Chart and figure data
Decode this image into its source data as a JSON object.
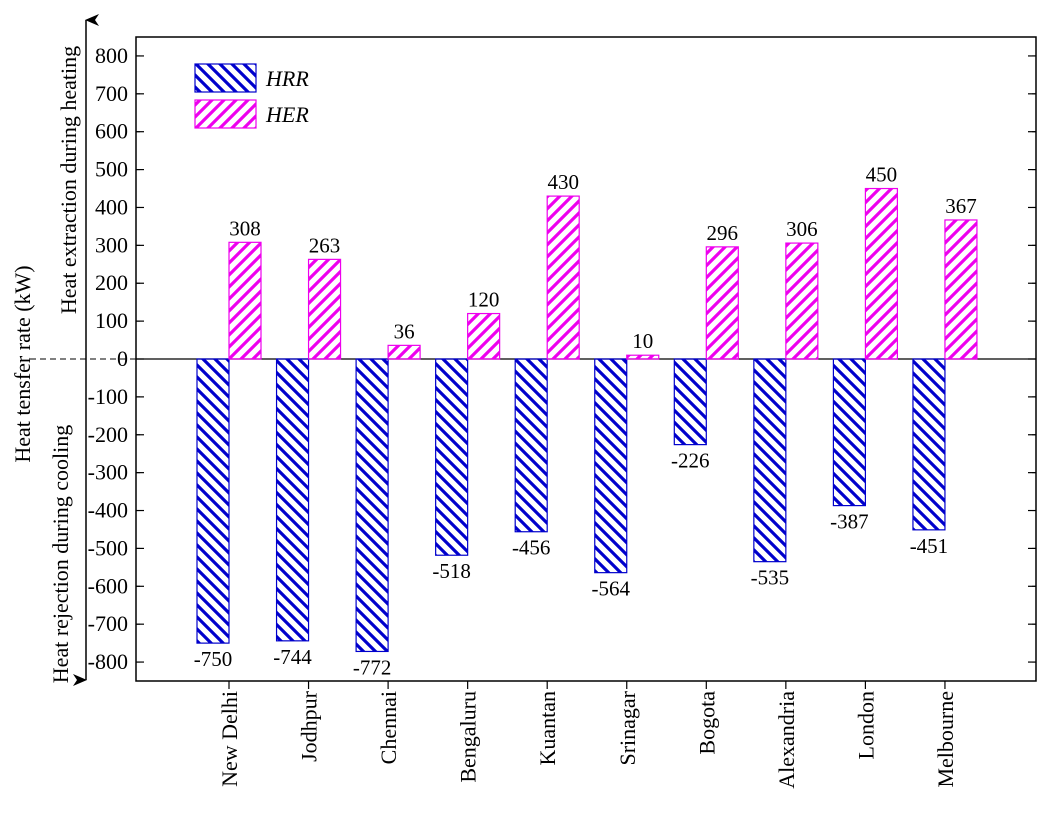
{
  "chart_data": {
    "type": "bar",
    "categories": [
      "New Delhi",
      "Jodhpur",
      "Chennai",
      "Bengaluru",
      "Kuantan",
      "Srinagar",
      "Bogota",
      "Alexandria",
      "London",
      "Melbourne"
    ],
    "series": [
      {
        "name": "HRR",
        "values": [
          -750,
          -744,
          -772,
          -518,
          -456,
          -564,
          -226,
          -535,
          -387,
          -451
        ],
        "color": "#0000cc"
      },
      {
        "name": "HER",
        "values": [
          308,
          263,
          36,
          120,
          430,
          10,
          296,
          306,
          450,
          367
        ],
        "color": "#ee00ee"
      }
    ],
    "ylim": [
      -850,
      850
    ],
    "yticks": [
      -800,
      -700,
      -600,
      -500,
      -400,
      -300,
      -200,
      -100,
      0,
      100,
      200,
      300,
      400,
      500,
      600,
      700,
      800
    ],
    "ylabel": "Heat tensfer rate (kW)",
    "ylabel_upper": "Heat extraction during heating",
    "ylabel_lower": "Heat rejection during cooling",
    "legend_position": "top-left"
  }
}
==
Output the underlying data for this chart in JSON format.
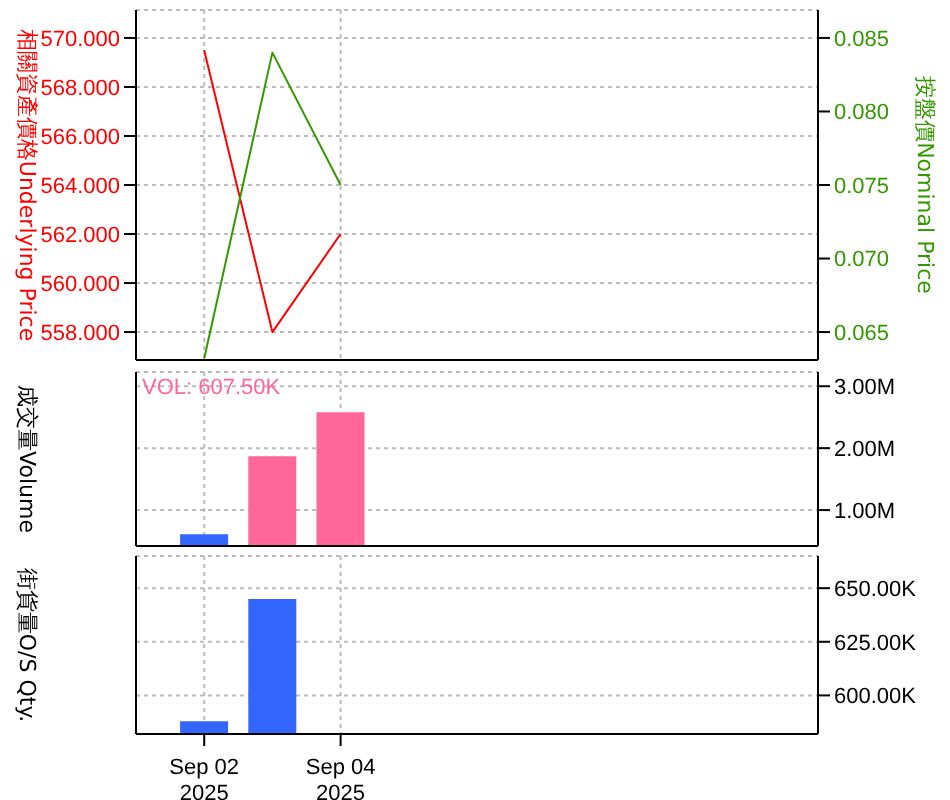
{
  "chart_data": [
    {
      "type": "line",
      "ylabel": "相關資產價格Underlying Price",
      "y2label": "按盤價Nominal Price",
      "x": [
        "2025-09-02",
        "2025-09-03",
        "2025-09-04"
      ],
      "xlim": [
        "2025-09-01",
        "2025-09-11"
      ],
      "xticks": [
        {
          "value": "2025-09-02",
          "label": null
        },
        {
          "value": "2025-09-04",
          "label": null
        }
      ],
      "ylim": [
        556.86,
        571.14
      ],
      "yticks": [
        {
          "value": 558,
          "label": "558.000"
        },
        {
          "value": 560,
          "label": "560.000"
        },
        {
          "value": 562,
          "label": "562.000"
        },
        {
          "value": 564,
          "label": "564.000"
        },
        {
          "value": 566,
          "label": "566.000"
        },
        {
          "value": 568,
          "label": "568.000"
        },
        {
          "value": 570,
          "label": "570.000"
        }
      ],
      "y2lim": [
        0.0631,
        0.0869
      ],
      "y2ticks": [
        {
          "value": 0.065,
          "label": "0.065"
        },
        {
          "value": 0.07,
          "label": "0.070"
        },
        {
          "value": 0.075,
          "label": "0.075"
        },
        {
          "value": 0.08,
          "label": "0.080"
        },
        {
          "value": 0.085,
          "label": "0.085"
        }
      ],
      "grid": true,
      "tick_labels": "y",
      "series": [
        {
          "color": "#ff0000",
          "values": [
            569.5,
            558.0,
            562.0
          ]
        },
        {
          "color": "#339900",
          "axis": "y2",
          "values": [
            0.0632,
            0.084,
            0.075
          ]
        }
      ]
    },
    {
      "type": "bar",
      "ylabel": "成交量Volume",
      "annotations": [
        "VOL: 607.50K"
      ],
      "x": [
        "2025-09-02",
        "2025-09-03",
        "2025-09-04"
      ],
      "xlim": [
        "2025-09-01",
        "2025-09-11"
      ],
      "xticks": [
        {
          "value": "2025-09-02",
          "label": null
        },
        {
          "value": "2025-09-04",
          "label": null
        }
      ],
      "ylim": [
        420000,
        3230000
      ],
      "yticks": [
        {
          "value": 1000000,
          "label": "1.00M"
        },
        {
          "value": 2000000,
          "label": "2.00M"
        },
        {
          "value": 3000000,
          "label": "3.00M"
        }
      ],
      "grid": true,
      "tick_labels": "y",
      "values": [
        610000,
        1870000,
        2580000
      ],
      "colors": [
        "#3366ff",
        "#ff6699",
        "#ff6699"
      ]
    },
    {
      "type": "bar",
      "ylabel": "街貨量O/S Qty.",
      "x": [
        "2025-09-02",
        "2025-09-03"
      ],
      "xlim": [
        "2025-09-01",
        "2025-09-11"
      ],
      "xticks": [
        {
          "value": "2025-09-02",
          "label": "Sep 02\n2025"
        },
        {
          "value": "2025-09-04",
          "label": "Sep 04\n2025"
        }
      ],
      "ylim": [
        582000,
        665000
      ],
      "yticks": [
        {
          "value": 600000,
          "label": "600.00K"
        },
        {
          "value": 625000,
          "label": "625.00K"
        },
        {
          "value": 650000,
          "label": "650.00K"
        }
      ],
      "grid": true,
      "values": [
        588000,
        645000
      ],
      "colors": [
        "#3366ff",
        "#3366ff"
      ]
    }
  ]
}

▶ To be done:
Your answer should be a single number: how many lines of the material contain the word "this".

▶ Written answer:
2